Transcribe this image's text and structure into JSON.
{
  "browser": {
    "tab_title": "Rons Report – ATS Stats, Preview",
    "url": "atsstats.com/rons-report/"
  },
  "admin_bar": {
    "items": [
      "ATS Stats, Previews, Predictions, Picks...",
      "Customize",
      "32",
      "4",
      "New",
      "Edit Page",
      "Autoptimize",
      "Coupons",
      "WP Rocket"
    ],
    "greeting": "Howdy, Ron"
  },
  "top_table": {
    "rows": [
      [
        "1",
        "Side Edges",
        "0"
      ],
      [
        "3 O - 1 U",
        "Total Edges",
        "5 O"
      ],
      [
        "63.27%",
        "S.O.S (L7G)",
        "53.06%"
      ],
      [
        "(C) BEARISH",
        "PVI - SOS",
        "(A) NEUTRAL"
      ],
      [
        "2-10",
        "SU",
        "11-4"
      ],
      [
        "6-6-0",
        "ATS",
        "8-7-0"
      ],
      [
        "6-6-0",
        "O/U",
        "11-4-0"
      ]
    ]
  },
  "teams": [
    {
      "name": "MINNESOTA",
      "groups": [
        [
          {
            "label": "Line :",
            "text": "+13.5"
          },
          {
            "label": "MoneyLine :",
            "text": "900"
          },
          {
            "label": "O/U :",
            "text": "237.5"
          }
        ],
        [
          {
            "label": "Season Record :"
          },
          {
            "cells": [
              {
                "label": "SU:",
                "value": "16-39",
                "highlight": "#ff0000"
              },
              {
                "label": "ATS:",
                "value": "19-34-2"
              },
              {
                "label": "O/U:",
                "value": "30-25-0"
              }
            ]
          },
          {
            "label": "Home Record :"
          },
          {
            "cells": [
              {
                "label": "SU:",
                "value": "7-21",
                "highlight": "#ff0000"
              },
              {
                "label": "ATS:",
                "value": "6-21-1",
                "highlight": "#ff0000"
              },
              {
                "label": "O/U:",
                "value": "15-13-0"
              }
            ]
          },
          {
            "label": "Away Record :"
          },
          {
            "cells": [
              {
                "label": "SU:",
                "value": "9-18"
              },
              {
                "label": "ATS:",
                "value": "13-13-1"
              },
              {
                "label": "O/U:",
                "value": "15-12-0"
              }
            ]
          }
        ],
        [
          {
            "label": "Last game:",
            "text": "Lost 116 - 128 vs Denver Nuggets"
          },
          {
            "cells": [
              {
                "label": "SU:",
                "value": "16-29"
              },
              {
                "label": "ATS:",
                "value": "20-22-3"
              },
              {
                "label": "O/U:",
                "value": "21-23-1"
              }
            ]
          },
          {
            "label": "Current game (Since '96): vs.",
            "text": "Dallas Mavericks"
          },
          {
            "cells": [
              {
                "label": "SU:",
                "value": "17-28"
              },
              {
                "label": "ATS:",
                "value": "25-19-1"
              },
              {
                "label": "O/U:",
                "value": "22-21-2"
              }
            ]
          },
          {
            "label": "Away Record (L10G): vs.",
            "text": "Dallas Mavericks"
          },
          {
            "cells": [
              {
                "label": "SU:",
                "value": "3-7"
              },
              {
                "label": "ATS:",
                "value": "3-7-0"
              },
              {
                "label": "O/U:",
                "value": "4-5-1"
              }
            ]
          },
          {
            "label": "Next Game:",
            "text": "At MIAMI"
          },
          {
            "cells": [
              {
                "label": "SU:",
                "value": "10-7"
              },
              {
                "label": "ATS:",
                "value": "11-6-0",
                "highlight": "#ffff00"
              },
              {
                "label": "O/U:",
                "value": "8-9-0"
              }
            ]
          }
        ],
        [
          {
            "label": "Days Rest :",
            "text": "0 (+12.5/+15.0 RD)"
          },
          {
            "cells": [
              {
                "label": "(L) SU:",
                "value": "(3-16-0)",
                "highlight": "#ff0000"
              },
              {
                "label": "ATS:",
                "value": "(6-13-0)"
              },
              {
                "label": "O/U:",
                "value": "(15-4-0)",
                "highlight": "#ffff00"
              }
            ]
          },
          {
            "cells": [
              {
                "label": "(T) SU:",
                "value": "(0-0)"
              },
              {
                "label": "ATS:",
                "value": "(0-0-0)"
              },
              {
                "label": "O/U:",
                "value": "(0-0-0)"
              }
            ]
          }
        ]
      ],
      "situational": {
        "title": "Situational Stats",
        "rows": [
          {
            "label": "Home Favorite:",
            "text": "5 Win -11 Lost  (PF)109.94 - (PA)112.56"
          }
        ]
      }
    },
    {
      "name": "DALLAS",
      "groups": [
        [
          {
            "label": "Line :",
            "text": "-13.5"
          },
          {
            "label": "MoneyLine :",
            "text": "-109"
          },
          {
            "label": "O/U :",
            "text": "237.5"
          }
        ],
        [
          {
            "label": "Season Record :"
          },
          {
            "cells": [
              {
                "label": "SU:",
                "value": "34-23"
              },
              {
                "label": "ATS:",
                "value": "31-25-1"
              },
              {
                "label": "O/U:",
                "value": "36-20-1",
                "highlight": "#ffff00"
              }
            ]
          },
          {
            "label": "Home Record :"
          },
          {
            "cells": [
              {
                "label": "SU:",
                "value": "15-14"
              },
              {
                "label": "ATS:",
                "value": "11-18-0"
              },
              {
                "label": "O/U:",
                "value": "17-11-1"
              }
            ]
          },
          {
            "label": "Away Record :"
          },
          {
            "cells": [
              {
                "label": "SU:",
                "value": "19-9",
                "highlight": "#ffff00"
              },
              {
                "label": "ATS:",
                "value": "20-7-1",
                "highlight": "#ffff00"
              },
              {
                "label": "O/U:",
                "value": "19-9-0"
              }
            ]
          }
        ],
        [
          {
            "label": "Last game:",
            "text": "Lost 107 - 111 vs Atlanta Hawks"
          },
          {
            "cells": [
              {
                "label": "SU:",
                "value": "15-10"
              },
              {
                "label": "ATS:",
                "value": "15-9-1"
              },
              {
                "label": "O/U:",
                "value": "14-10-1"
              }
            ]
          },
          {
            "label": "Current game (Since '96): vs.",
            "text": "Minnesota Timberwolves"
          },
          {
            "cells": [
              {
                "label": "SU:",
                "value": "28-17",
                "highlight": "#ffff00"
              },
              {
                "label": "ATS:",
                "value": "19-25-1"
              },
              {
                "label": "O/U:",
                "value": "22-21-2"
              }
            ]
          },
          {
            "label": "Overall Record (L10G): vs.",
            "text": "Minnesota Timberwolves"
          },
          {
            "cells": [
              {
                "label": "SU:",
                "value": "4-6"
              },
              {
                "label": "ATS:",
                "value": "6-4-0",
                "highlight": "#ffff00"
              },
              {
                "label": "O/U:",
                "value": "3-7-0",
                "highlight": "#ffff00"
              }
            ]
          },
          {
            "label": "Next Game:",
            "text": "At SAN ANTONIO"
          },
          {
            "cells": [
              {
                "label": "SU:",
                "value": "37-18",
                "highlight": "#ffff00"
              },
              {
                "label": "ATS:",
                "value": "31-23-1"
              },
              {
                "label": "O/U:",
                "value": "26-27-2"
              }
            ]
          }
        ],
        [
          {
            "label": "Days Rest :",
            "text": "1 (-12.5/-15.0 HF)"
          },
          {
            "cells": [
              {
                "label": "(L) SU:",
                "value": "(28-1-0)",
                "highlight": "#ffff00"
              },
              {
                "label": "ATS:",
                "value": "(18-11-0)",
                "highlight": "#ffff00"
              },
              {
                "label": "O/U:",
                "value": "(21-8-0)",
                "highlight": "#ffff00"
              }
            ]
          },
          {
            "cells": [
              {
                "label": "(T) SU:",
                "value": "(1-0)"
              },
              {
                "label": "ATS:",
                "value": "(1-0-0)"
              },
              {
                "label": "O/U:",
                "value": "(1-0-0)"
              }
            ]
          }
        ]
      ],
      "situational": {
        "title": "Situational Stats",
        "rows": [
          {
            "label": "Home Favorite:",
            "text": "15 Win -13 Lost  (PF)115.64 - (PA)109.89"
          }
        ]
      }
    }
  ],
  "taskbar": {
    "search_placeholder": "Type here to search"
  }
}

• **Exercise details**
Copy each line that contains the word "Lost".

• **Right answer**
            "text": "Lost 116 - 128 vs Denver Nuggets"
            "text": "5 Win -11 Lost  (PF)109.94 - (PA)112.56"
            "text": "Lost 107 - 111 vs Atlanta Hawks"
            "text": "15 Win -13 Lost  (PF)115.64 - (PA)109.89"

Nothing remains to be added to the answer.